— BEGIN —

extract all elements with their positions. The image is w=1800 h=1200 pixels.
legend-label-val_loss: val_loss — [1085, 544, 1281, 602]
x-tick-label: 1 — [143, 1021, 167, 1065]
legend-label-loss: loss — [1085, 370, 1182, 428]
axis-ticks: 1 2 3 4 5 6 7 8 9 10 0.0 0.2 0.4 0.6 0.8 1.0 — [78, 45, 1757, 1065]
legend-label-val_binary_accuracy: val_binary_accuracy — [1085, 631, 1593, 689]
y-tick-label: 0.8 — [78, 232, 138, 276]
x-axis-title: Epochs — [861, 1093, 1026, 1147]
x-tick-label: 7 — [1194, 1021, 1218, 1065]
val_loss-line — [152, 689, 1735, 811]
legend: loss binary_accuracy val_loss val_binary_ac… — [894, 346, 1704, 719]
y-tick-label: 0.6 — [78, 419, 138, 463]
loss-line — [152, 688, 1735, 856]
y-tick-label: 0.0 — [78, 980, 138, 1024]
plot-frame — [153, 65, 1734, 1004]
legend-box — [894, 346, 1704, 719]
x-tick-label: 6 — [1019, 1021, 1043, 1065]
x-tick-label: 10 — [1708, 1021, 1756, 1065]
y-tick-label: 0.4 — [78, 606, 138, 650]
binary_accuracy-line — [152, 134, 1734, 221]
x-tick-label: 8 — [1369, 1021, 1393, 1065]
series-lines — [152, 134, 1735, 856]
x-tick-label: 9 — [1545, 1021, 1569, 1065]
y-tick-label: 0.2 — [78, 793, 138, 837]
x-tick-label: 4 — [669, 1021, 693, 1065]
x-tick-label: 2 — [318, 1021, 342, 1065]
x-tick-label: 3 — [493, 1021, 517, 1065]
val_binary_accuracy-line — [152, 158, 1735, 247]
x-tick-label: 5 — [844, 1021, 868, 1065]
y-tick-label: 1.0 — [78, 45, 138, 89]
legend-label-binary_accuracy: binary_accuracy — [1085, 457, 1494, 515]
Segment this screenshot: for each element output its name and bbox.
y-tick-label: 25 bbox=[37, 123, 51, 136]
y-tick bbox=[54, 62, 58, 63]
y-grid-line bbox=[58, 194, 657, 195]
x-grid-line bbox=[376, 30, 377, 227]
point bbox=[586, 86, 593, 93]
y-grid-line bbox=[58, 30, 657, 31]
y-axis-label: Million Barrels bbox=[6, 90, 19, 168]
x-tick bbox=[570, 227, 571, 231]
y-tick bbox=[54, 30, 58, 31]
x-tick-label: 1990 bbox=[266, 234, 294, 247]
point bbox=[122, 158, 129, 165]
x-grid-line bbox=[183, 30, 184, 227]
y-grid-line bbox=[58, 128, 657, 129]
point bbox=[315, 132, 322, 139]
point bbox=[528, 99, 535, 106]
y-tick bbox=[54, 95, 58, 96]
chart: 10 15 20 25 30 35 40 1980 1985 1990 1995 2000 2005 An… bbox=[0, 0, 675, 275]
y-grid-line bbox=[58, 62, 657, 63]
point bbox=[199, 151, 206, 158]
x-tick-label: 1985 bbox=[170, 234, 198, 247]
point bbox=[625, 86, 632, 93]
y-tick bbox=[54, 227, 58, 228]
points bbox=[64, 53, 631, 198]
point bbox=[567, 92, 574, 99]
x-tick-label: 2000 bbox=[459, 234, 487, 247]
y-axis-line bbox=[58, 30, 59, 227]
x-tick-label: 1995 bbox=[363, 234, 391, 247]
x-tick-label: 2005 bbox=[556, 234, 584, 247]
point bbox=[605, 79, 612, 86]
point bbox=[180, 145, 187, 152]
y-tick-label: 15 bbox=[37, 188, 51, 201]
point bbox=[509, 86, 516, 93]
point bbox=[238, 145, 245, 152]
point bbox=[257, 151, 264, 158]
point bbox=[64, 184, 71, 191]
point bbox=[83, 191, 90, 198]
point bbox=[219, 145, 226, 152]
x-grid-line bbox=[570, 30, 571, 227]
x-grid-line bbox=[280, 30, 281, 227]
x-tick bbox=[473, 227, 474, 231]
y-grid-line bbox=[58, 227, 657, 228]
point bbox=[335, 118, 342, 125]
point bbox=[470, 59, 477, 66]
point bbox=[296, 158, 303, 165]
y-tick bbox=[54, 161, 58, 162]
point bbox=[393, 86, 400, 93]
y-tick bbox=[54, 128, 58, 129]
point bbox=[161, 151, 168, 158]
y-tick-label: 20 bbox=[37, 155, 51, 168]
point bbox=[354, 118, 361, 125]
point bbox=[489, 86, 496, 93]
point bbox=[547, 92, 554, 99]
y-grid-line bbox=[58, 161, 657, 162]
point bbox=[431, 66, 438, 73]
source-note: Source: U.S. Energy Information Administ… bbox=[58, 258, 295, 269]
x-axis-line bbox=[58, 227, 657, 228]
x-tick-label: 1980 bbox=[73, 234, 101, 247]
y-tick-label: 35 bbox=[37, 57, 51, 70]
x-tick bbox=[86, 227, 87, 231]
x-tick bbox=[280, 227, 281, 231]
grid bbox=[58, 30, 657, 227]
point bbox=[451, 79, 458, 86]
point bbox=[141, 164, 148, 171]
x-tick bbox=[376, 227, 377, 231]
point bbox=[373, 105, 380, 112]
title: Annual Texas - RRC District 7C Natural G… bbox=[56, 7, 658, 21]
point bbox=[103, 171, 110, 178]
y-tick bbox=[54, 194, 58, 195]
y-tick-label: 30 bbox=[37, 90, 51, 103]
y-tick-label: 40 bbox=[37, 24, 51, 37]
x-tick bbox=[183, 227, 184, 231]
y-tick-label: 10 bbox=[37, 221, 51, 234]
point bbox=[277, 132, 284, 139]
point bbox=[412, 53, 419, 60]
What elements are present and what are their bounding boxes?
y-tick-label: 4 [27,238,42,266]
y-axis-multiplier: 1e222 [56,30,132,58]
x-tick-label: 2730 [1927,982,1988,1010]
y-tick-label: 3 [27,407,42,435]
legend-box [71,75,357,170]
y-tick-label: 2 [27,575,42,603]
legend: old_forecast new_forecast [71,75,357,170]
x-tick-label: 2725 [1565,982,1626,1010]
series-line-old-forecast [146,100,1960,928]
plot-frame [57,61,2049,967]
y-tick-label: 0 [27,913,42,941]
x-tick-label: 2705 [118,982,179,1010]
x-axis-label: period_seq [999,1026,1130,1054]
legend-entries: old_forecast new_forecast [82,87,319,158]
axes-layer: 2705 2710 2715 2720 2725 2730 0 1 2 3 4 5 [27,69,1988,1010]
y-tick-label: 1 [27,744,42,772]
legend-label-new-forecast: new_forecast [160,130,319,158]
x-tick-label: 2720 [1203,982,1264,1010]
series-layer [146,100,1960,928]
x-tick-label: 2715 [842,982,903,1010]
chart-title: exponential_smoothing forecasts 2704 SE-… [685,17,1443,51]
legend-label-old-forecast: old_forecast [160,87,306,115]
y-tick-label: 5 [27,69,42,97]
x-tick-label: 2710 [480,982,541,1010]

— END —

• **Goal**
Lay out the rows, from the first line through the line containing "y-tick-label: 0.0 — [78, 980, 138, 1024]", as a Markdown table with the columns No. and Line. Give each line its number in order and leave out blank lines.

• **Written answer**
| No. | Line |
|---|---|
| 1 | extract all elements with their positions. The image is w=1800 h=1200 pixels. |
| 2 | legend-label-val_loss: val_loss — [1085, 544, 1281, 602] |
| 3 | x-tick-label: 1 — [143, 1021, 167, 1065] |
| 4 | legend-label-loss: loss — [1085, 370, 1182, 428] |
| 5 | axis-ticks: 1 2 3 4 5 6 7 8 9 10 0.0 0.2 0.4 0.6 0.8 1.0 — [78, 45, 1757, 1065] |
| 6 | legend-label-val_binary_accuracy: val_binary_accuracy — [1085, 631, 1593, 689] |
| 7 | y-tick-label: 0.8 — [78, 232, 138, 276] |
| 8 | x-axis-title: Epochs — [861, 1093, 1026, 1147] |
| 9 | x-tick-label: 7 — [1194, 1021, 1218, 1065] |
| 10 | val_loss-line — [152, 689, 1735, 811] |
| 11 | legend: loss binary_accuracy val_loss val_binary_ac… — [894, 346, 1704, 719] |
| 12 | y-tick-label: 0.6 — [78, 419, 138, 463] |
| 13 | loss-line — [152, 688, 1735, 856] |
| 14 | y-tick-label: 0.0 — [78, 980, 138, 1024] |